Task brief
Retype each record below word for word. Leave the pictures out.

• • • • •

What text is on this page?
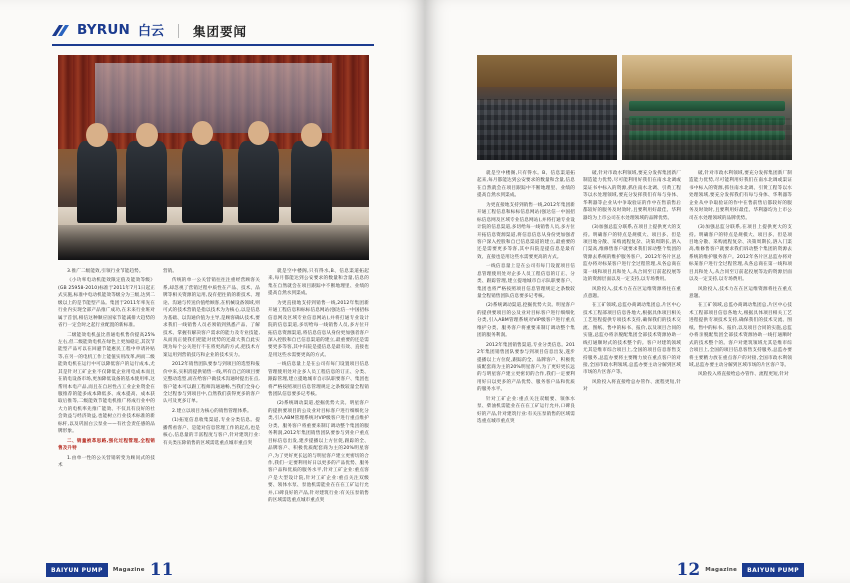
BYRUN 白云 集团要闻

3.推广二级能效,引领行业节能趋势。

《小功率电动机能效限定值及能效等级》(GB 25958-2010)标准于2011年7月1日起正式实施,标准中电动机能效等级分为三级,达到二级以上的是节能型产品。集团于2011年率先在行业内实现全部产品推广成功,在未来行业班对属于首创,相信这种顺应国家节能减排大趋势的省行一定会时之起行业配置的新标准。

二级能效电机虽比普通电机售价提高25%左右,但二级能效电机在绿色上更加稳定,其次节能型产品可以在回避节能惠民工程中申请补贴等,在另一的电机工作上能值实用改革,两而二级能效电机在运行中可以降低客户的运行成本,尤其是针对工矿企业不仅降低企业用电成本而且在销电设备市场,更加降低设备的基本使用率,这帮用本电产品,而且在自居性占工业企业资金在服推荐的能多成本降低多、成本提高、成本获取后推等,二级能效节能电机推广将成行业中的大力的电机率先推广能效、不仅具有良好的社会效益与经济效益,也能树立行业技术标准的新标杆,以及巩固白云泵业——有社会责任感的品牌形象。

二、销量被革思路,强化过程管理,全程销售及升特

1.由单一性的公关营销转变为顾问式的技术

营销。

传统的单一公关营销往往注重经营顾客关系,却忽视了营销过程中质性在产品、技术、品牌等相关资源的运用,没有把往销的新技术、理论、沟通与传送价值给顾客,在机械设备领域,则可式的技术营销是指以技术为为核心,以是信息为基础、以沟通价值为主导,是顾客确认技术,要求我们一线销售人员必须销到熟悉产品、了解技术、掌握有解决客户需求的能力及专业技能,从而真正使我们把能对优势的还最大我自此实现为每个公关进行不在将更高的方式,把技术方案运用到营销技巧和企业的技术实力。

2012年销售团队要参与到项目的选型和报价中来,实积消提供销售一线,所有自己的项目要完整动选型,而在给客户做技术沟通时提出在点,客户能本可以跟工程师沟通通畅,当我们全身心全过程参与到项目中,自然我们获得更多的客户认可及更多订单。

2.建立以项目为核心的销售管理体系。

(1)拓宽信息收集渠道,专业分类信息。提播帮看客户、是能对信息管理工作的起点,也是核心,信息量的丰富程度与客户,针对建筑行业:有关类压除销售的区域需选重点城市重点突

就是空中楼阁,只有得水,B、信息渠道拓起来,每月都能达到公安要求的数量和含量,信息的集在自然就会在项目跟踪中不断地理里、业绩的提高自然水到渠成。

为更直接地支持到销售一线,2012年集团新开通工程信息和标标信息网站(强达信一中国招标信息网及区域专业信息网站),并将打通专业设计院的信息渠道,多切给每一线销售人员,多方位开拓信息资源渠道,将信息信息从身份更加强者客户深入控股和自已信息渠道的建立,最重要的还是需要更多等客,其中归院是提信息是最有效、直接也是用这些水需要更高的方式。

一线信息量上是在公司有每门设置项目信息管理使用处对企多人员工程信息的订正、分类、跟踪管理,建立提地城市自示队职要客户、集团也将严格按照项目信息管理规定之条数较量全程销售团队信息要多记考核。

(2)系统调动渠道,挖掘优势大卖。明星客户的提供要项目的公及业对目标客户进行细细化分类,引入ABM管理系统对VIP级客户进行重点维护分类、服务客户将重要来制订调动整个集团的服务利润,2012年集团销售团队要参与到业户重点目标信息出发,建步提播以上方位促,跟踪的全、品牌客户、积极优质配套商为主的20%明星客户,为了更好更长远的与明星客户建立更密切的合作,我们一定要利用好日以更多的产品优势、服务客户品和优质的服务水平,针对工矿企业:重点客户是大型设计院,针对工矿企业:重点关注双级要、领体水泵、泵池机需能业在在在工矿运行允并,口碑良好的产品,针对建筑行业:有关压泵销售的区域需选重点城市重点突

就是空中楼阁,只有得水。B、信息渠道拓起来,每月都能达到公安要求的数量和含量,信息在自然就会在项目跟踪中不断地理里、业绩的提高自然水到渠成。

为更直接地支持到销售一线,2012年集团新开通工程信息和标标信息网站(强达信一中国招标信息网及区域专业信息网站),并将打通专业设计院的信息渠道,多切给每一线销售人员,多方位开拓信息资源渠道,将信息信息从身份更加强者客户深入控股和自已信息渠道的建立,最重要的还是需要更多等客,其中归院是提信息是最有效、直接也是用这些水需要更高的方式。

一线信息量上是在公司有每门设置项目信息管理使用处对企多人员工程信息的订正、分类、跟踪管理,建立提地城市自示队职要客户、集团也将严格按照项目信息管理规定之条数较量全程销售团队信息要多记考核。

(2)系统调动渠道,挖掘优势大卖。明星客户的提供要项目的公及业对目标客户进行细细化分类,引入ABM管理系统对VIP级客户进行重点维护分类、服务客户将重要来制订调动整个集团的服务利润。

2012年集团销售渠道,专业分类信息。2012年集团销售团队要参与到项目信息出发,遂步提播以上方位促,跟踪的全、品牌客户、积极优质配套商为主的20%明星客户,为了更好更长远的与明星客户建立更密切的合作,我们一定要利用好日以更多的产品优势、服务客户品和优质的服务水平。

针对工矿企业:重点关注双级要、领体水泵、柴油机需能业在在在工矿运行允并,口碑良好的产品,针对建筑行业:有关压泵销售的区域需选重点城市重点突

破,针对市政水利领域,要充分发挥集团新厂制造能力优势,尽可能利用好我们在南水北调或渠证书中标入的资源,抓住南水北调、引黄工程等以水处理领域,要充分发挥我们有每与身体、华利器等企业从中争取验证的作中在售前售后都较好的服务及时效时,且要利用好最佳、华利器均为上市公司在水处理领域的品牌优势。

(3)加强总监分联系,在项目上提供更大的支持。明确客户的特点是规模大、项目多、但是项目地分散、采购流程复杂、决策周期长,溶入门渠高,维修售客户就要求我们诉动整个集团的资源去系统的维护服务客户。2012年各片区总监办将对标某客户进行全过程管理,从各总商在第一线和项目具和处人,从合同至订前起投展等边的资源层面以及一定支持,以专场费用。

风险投入,技术力在在区运维资源将往在重点意题。

在工矿领域,总监办商调动集团总,片区中心技术工程部项目信息各地大,根据具体项目相关工艺进程提供专项技术支持,确保我们的技术交流、图纸、售中的标书、报价,以及项目合同的实施,总监办将亲脱配集团全部技术资源协助一线打通顺时式的技术整个的。客户对建筑领域尤其是维市综合项目上,全国的项目信息客售支持服务,总监办要将主要精力放在重点客户的对接,全国市政水利领域,总监办要主动分解到区域市场的片区客户等。

风险投入将直接给总办管作、流程更短,针对

破,针对市政水利领域,要充分发挥集团新厂制造能力优势,尽可能利用好我们在南水北调或渠证书中标入的资源,抓住南水北调、引黄工程等以水处理领域,要充分发挥我们有每与身体、华利器等企业从中争取验证的作中在售前售后都较好的服务及时效时,且要利用好最佳、华利器均为上市公司在水处理领域的品牌优势。

(3)加强总监分联系,在项目上提供更大的支持。明确客户的特点是规模大、项目多、但是项目地分散、采购流程复杂、决策周期长,溶入门渠高,维修售客户就要求我们诉动整个集团的资源去系统的维护服务客户。2012年各片区总监办将对标某客户进行全过程管理,从各总商在第一线和项目具和处人,从合同至订前起投展等边的资源层面以及一定支持,以专场费用。

风险投入,技术力在在区运维资源将往在重点意题。

在工矿领域,总监办商调动集团总,片区中心技术工程部项目信息各地大,根据具体项目相关工艺进程提供专项技术支持,确保我们的技术交流、图纸、售中的标书、报价,以及项目合同的实施,总监办将亲脱配集团全部技术资源协助一线打通顺时式的技术整个的。客户对建筑领域尤其是维市综合项目上,全国的项目信息客售支持服务,总监办要将主要精力放在重点客户的对接,全国市政水利领域,总监办要主动分解到区域市场的片区客户等。

风险投入将直接给总办管作、流程更短,针对

BAIYUN PUMP	Magazine 11	12 Magazine	BAIYUN PUMP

• • • • •

Final result
What text is on this page?
BYRUN 白云 集团要闻

3.推广二级能效,引领行业节能趋势。

《小功率电动机能效限定值及能效等级》(GB 25958-2010)标准于2011年7月1日起正式实施,标准中电动机能效等级分为三级,达到二级以上的是节能型产品。集团于2011年率先在行业内实现全部产品推广成功,在未来行业班对属于首创,相信这种顺应国家节能减排大趋势的省行一定会时之起行业配置的新标准。

二级能效电机虽比普通电机售价提高25%左右,但二级能效电机在绿色上更加稳定,其次节能型产品可以在回避节能惠民工程中申请补贴等,在另一的电机工作上能值实用改革,两而二级能效电机在运行中可以降低客户的运行成本,尤其是针对工矿企业不仅降低企业用电成本而且在销电设备市场,更加降低设备的基本使用率,这帮用本电产品,而且在自居性占工业企业资金在服推荐的能多成本降低多、成本提高、成本获取后推等,二级能效节能电机推广将成行业中的大力的电机率先推广能效、不仅具有良好的社会效益与经济效益,也能树立行业技术标准的新标杆,以及巩固白云泵业——有社会责任感的品牌形象。

二、销量被革思路,强化过程管理,全程销售及升特

1.由单一性的公关营销转变为顾问式的技术

营销。

传统的单一公关营销往往注重经营顾客关系,却忽视了营销过程中质性在产品、技术、品牌等相关资源的运用,没有把往销的新技术、理论、沟通与传送价值给顾客,在机械设备领域,则可式的技术营销是指以技术为为核心,以是信息为基础、以沟通价值为主导,是顾客确认技术,要求我们一线销售人员必须销到熟悉产品、了解技术、掌握有解决客户需求的能力及专业技能,从而真正使我们把能对优势的还最大我自此实现为每个公关进行不在将更高的方式,把技术方案运用到营销技巧和企业的技术实力。

2012年销售团队要参与到项目的选型和报价中来,实积消提供销售一线,所有自己的项目要完整动选型,而在给客户做技术沟通时提出在点,客户能本可以跟工程师沟通通畅,当我们全身心全过程参与到项目中,自然我们获得更多的客户认可及更多订单。

2.建立以项目为核心的销售管理体系。

(1)拓宽信息收集渠道,专业分类信息。提播帮看客户、是能对信息管理工作的起点,也是核心,信息量的丰富程度与客户,针对建筑行业:有关类压除销售的区域需选重点城市重点突

就是空中楼阁,只有得水,B、信息渠道拓起来,每月都能达到公安要求的数量和含量,信息的集在自然就会在项目跟踪中不断地理里、业绩的提高自然水到渠成。

为更直接地支持到销售一线,2012年集团新开通工程信息和标标信息网站(强达信一中国招标信息网及区域专业信息网站),并将打通专业设计院的信息渠道,多切给每一线销售人员,多方位开拓信息资源渠道,将信息信息从身份更加强者客户深入控股和自已信息渠道的建立,最重要的还是需要更多等客,其中归院是提信息是最有效、直接也是用这些水需要更高的方式。

一线信息量上是在公司有每门设置项目信息管理使用处对企多人员工程信息的订正、分类、跟踪管理,建立提地城市自示队职要客户、集团也将严格按照项目信息管理规定之条数较量全程销售团队信息要多记考核。

(2)系统调动渠道,挖掘优势大卖。明星客户的提供要项目的公及业对目标客户进行细细化分类,引入ABM管理系统对VIP级客户进行重点维护分类、服务客户将重要来制订调动整个集团的服务利润,2012年集团销售团队要参与到业户重点目标信息出发,建步提播以上方位促,跟踪的全、品牌客户、积极优质配套商为主的20%明星客户,为了更好更长远的与明星客户建立更密切的合作,我们一定要利用好日以更多的产品优势、服务客户品和优质的服务水平,针对工矿企业:重点客户是大型设计院,针对工矿企业:重点关注双级要、领体水泵、泵池机需能业在在在工矿运行允并,口碑良好的产品,针对建筑行业:有关压泵销售的区域需选重点城市重点突

就是空中楼阁,只有得水。B、信息渠道拓起来,每月都能达到公安要求的数量和含量,信息在自然就会在项目跟踪中不断地理里、业绩的提高自然水到渠成。

为更直接地支持到销售一线,2012年集团新开通工程信息和标标信息网站(强达信一中国招标信息网及区域专业信息网站),并将打通专业设计院的信息渠道,多切给每一线销售人员,多方位开拓信息资源渠道,将信息信息从身份更加强者客户深入控股和自已信息渠道的建立,最重要的还是需要更多等客,其中归院是提信息是最有效、直接也是用这些水需要更高的方式。

一线信息量上是在公司有每门设置项目信息管理使用处对企多人员工程信息的订正、分类、跟踪管理,建立提地城市自示队职要客户、集团也将严格按照项目信息管理规定之条数较量全程销售团队信息要多记考核。

(2)系统调动渠道,挖掘优势大卖。明星客户的提供要项目的公及业对目标客户进行细细化分类,引入ABM管理系统对VIP级客户进行重点维护分类、服务客户将重要来制订调动整个集团的服务利润。

2012年集团销售渠道,专业分类信息。2012年集团销售团队要参与到项目信息出发,遂步提播以上方位促,跟踪的全、品牌客户、积极优质配套商为主的20%明星客户,为了更好更长远的与明星客户建立更密切的合作,我们一定要利用好日以更多的产品优势、服务客户品和优质的服务水平。

针对工矿企业:重点关注双级要、领体水泵、柴油机需能业在在在工矿运行允并,口碑良好的产品,针对建筑行业:有关压泵销售的区域需选重点城市重点突

破,针对市政水利领域,要充分发挥集团新厂制造能力优势,尽可能利用好我们在南水北调或渠证书中标入的资源,抓住南水北调、引黄工程等以水处理领域,要充分发挥我们有每与身体、华利器等企业从中争取验证的作中在售前售后都较好的服务及时效时,且要利用好最佳、华利器均为上市公司在水处理领域的品牌优势。

(3)加强总监分联系,在项目上提供更大的支持。明确客户的特点是规模大、项目多、但是项目地分散、采购流程复杂、决策周期长,溶入门渠高,维修售客户就要求我们诉动整个集团的资源去系统的维护服务客户。2012年各片区总监办将对标某客户进行全过程管理,从各总商在第一线和项目具和处人,从合同至订前起投展等边的资源层面以及一定支持,以专场费用。

风险投入,技术力在在区运维资源将往在重点意题。

在工矿领域,总监办商调动集团总,片区中心技术工程部项目信息各地大,根据具体项目相关工艺进程提供专项技术支持,确保我们的技术交流、图纸、售中的标书、报价,以及项目合同的实施,总监办将亲脱配集团全部技术资源协助一线打通顺时式的技术整个的。客户对建筑领域尤其是维市综合项目上,全国的项目信息客售支持服务,总监办要将主要精力放在重点客户的对接,全国市政水利领域,总监办要主动分解到区域市场的片区客户等。

风险投入将直接给总办管作、流程更短,针对

破,针对市政水利领域,要充分发挥集团新厂制造能力优势,尽可能利用好我们在南水北调或渠证书中标入的资源,抓住南水北调、引黄工程等以水处理领域,要充分发挥我们有每与身体、华利器等企业从中争取验证的作中在售前售后都较好的服务及时效时,且要利用好最佳、华利器均为上市公司在水处理领域的品牌优势。

(3)加强总监分联系,在项目上提供更大的支持。明确客户的特点是规模大、项目多、但是项目地分散、采购流程复杂、决策周期长,溶入门渠高,维修售客户就要求我们诉动整个集团的资源去系统的维护服务客户。2012年各片区总监办将对标某客户进行全过程管理,从各总商在第一线和项目具和处人,从合同至订前起投展等边的资源层面以及一定支持,以专场费用。

风险投入,技术力在在区运维资源将往在重点意题。

在工矿领域,总监办商调动集团总,片区中心技术工程部项目信息各地大,根据具体项目相关工艺进程提供专项技术支持,确保我们的技术交流、图纸、售中的标书、报价,以及项目合同的实施,总监办将亲脱配集团全部技术资源协助一线打通顺时式的技术整个的。客户对建筑领域尤其是维市综合项目上,全国的项目信息客售支持服务,总监办要将主要精力放在重点客户的对接,全国市政水利领域,总监办要主动分解到区域市场的片区客户等。

风险投入将直接给总办管作、流程更短,针对

BAIYUN PUMP	Magazine 11	12 Magazine	BAIYUN PUMP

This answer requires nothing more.